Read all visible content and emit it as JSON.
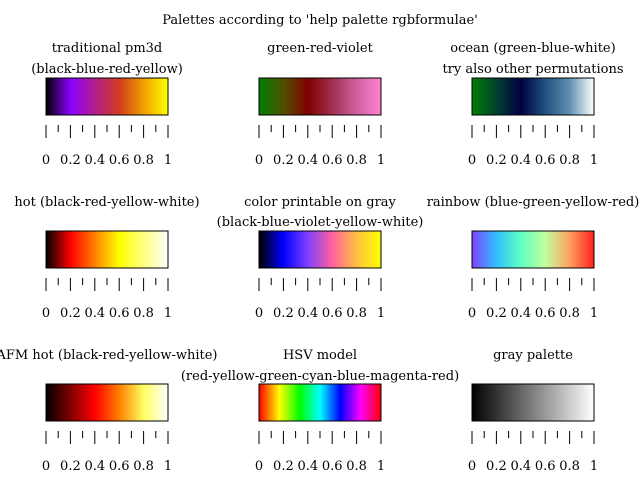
{
  "title": "Palettes according to 'help palette rgbformulae'",
  "chart_data": [
    {
      "type": "heatmap",
      "title": [
        "traditional pm3d",
        "(black-blue-red-yellow)"
      ],
      "colormap": [
        "#000000",
        "#8a00ff",
        "#b41e8c",
        "#d23c1e",
        "#f0a000",
        "#ffff00"
      ],
      "ticks": [
        "0",
        "0.2",
        "0.4",
        "0.6",
        "0.8",
        "1"
      ],
      "range": [
        0,
        1
      ]
    },
    {
      "type": "heatmap",
      "title": [
        "green-red-violet"
      ],
      "colormap": [
        "#008000",
        "#505000",
        "#800000",
        "#a03050",
        "#d060a0",
        "#ff80d0"
      ],
      "ticks": [
        "0",
        "0.2",
        "0.4",
        "0.6",
        "0.8",
        "1"
      ],
      "range": [
        0,
        1
      ]
    },
    {
      "type": "heatmap",
      "title": [
        "ocean (green-blue-white)",
        "try also other permutations"
      ],
      "colormap": [
        "#008000",
        "#004030",
        "#000040",
        "#205080",
        "#6090b0",
        "#ffffff"
      ],
      "ticks": [
        "0",
        "0.2",
        "0.4",
        "0.6",
        "0.8",
        "1"
      ],
      "range": [
        0,
        1
      ]
    },
    {
      "type": "heatmap",
      "title": [
        "hot (black-red-yellow-white)"
      ],
      "colormap": [
        "#000000",
        "#ff0000",
        "#ff8000",
        "#ffff00",
        "#ffff80",
        "#ffffff"
      ],
      "ticks": [
        "0",
        "0.2",
        "0.4",
        "0.6",
        "0.8",
        "1"
      ],
      "range": [
        0,
        1
      ]
    },
    {
      "type": "heatmap",
      "title": [
        "color printable on gray",
        "(black-blue-violet-yellow-white)"
      ],
      "colormap": [
        "#000000",
        "#0000ff",
        "#8040ff",
        "#ff60a0",
        "#ffc040",
        "#ffff00"
      ],
      "ticks": [
        "0",
        "0.2",
        "0.4",
        "0.6",
        "0.8",
        "1"
      ],
      "range": [
        0,
        1
      ]
    },
    {
      "type": "heatmap",
      "title": [
        "rainbow (blue-green-yellow-red)"
      ],
      "colormap": [
        "#8040ff",
        "#30c0ff",
        "#60ffc0",
        "#c0ffa0",
        "#ffa060",
        "#ff2020"
      ],
      "ticks": [
        "0",
        "0.2",
        "0.4",
        "0.6",
        "0.8",
        "1"
      ],
      "range": [
        0,
        1
      ]
    },
    {
      "type": "heatmap",
      "title": [
        "AFM hot (black-red-yellow-white)"
      ],
      "colormap": [
        "#000000",
        "#800000",
        "#ff0000",
        "#ff8000",
        "#ffff60",
        "#ffffff"
      ],
      "ticks": [
        "0",
        "0.2",
        "0.4",
        "0.6",
        "0.8",
        "1"
      ],
      "range": [
        0,
        1
      ]
    },
    {
      "type": "heatmap",
      "title": [
        "HSV model",
        "(red-yellow-green-cyan-blue-magenta-red)"
      ],
      "colormap": [
        "#ff0000",
        "#ffff00",
        "#00ff00",
        "#00ffff",
        "#0000ff",
        "#ff00ff",
        "#ff0000"
      ],
      "ticks": [
        "0",
        "0.2",
        "0.4",
        "0.6",
        "0.8",
        "1"
      ],
      "range": [
        0,
        1
      ]
    },
    {
      "type": "heatmap",
      "title": [
        "gray palette"
      ],
      "colormap": [
        "#000000",
        "#ffffff"
      ],
      "ticks": [
        "0",
        "0.2",
        "0.4",
        "0.6",
        "0.8",
        "1"
      ],
      "range": [
        0,
        1
      ]
    }
  ]
}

**********

• **Directive**
Your task is to repeat the material above exactly, without its pictures.

• **Solution for this problem**
Read all visible content and emit it as JSON.
{
  "title": "Palettes according to 'help palette rgbformulae'",
  "chart_data": [
    {
      "type": "heatmap",
      "title": [
        "traditional pm3d",
        "(black-blue-red-yellow)"
      ],
      "colormap": [
        "#000000",
        "#8a00ff",
        "#b41e8c",
        "#d23c1e",
        "#f0a000",
        "#ffff00"
      ],
      "ticks": [
        "0",
        "0.2",
        "0.4",
        "0.6",
        "0.8",
        "1"
      ],
      "range": [
        0,
        1
      ]
    },
    {
      "type": "heatmap",
      "title": [
        "green-red-violet"
      ],
      "colormap": [
        "#008000",
        "#505000",
        "#800000",
        "#a03050",
        "#d060a0",
        "#ff80d0"
      ],
      "ticks": [
        "0",
        "0.2",
        "0.4",
        "0.6",
        "0.8",
        "1"
      ],
      "range": [
        0,
        1
      ]
    },
    {
      "type": "heatmap",
      "title": [
        "ocean (green-blue-white)",
        "try also other permutations"
      ],
      "colormap": [
        "#008000",
        "#004030",
        "#000040",
        "#205080",
        "#6090b0",
        "#ffffff"
      ],
      "ticks": [
        "0",
        "0.2",
        "0.4",
        "0.6",
        "0.8",
        "1"
      ],
      "range": [
        0,
        1
      ]
    },
    {
      "type": "heatmap",
      "title": [
        "hot (black-red-yellow-white)"
      ],
      "colormap": [
        "#000000",
        "#ff0000",
        "#ff8000",
        "#ffff00",
        "#ffff80",
        "#ffffff"
      ],
      "ticks": [
        "0",
        "0.2",
        "0.4",
        "0.6",
        "0.8",
        "1"
      ],
      "range": [
        0,
        1
      ]
    },
    {
      "type": "heatmap",
      "title": [
        "color printable on gray",
        "(black-blue-violet-yellow-white)"
      ],
      "colormap": [
        "#000000",
        "#0000ff",
        "#8040ff",
        "#ff60a0",
        "#ffc040",
        "#ffff00"
      ],
      "ticks": [
        "0",
        "0.2",
        "0.4",
        "0.6",
        "0.8",
        "1"
      ],
      "range": [
        0,
        1
      ]
    },
    {
      "type": "heatmap",
      "title": [
        "rainbow (blue-green-yellow-red)"
      ],
      "colormap": [
        "#8040ff",
        "#30c0ff",
        "#60ffc0",
        "#c0ffa0",
        "#ffa060",
        "#ff2020"
      ],
      "ticks": [
        "0",
        "0.2",
        "0.4",
        "0.6",
        "0.8",
        "1"
      ],
      "range": [
        0,
        1
      ]
    },
    {
      "type": "heatmap",
      "title": [
        "AFM hot (black-red-yellow-white)"
      ],
      "colormap": [
        "#000000",
        "#800000",
        "#ff0000",
        "#ff8000",
        "#ffff60",
        "#ffffff"
      ],
      "ticks": [
        "0",
        "0.2",
        "0.4",
        "0.6",
        "0.8",
        "1"
      ],
      "range": [
        0,
        1
      ]
    },
    {
      "type": "heatmap",
      "title": [
        "HSV model",
        "(red-yellow-green-cyan-blue-magenta-red)"
      ],
      "colormap": [
        "#ff0000",
        "#ffff00",
        "#00ff00",
        "#00ffff",
        "#0000ff",
        "#ff00ff",
        "#ff0000"
      ],
      "ticks": [
        "0",
        "0.2",
        "0.4",
        "0.6",
        "0.8",
        "1"
      ],
      "range": [
        0,
        1
      ]
    },
    {
      "type": "heatmap",
      "title": [
        "gray palette"
      ],
      "colormap": [
        "#000000",
        "#ffffff"
      ],
      "ticks": [
        "0",
        "0.2",
        "0.4",
        "0.6",
        "0.8",
        "1"
      ],
      "range": [
        0,
        1
      ]
    }
  ]
}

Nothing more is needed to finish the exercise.